#### What is asked
Read the lines below and count those that have the word "will". Respond with the number only.

#### Data in this exercise
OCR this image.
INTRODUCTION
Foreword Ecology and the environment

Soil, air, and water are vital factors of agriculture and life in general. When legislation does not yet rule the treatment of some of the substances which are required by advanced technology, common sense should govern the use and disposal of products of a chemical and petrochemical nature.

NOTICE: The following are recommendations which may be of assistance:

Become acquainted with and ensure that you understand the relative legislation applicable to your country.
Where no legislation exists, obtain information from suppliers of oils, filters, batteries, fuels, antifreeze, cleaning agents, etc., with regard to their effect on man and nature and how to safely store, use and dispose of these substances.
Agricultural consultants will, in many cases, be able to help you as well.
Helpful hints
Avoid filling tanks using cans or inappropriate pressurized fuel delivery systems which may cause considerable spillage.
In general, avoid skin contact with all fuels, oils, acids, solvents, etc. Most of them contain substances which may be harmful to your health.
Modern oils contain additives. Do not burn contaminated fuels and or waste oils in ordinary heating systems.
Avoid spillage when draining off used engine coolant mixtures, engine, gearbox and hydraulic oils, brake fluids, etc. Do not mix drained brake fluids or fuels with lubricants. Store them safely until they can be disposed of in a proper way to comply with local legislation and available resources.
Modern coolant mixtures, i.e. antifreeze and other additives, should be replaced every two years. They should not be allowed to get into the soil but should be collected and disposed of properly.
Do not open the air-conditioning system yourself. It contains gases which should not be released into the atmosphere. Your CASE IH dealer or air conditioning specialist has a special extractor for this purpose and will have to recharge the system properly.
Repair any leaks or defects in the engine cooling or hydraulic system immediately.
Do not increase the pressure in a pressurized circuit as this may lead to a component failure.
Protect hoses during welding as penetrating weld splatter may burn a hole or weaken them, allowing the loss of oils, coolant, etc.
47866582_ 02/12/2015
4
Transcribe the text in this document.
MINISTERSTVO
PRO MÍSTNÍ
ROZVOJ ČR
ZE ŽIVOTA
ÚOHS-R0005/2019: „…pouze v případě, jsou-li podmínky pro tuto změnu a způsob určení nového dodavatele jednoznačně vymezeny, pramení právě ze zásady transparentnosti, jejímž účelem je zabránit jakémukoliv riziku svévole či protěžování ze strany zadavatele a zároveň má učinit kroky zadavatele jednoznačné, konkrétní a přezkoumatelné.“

#### Solution to this task
2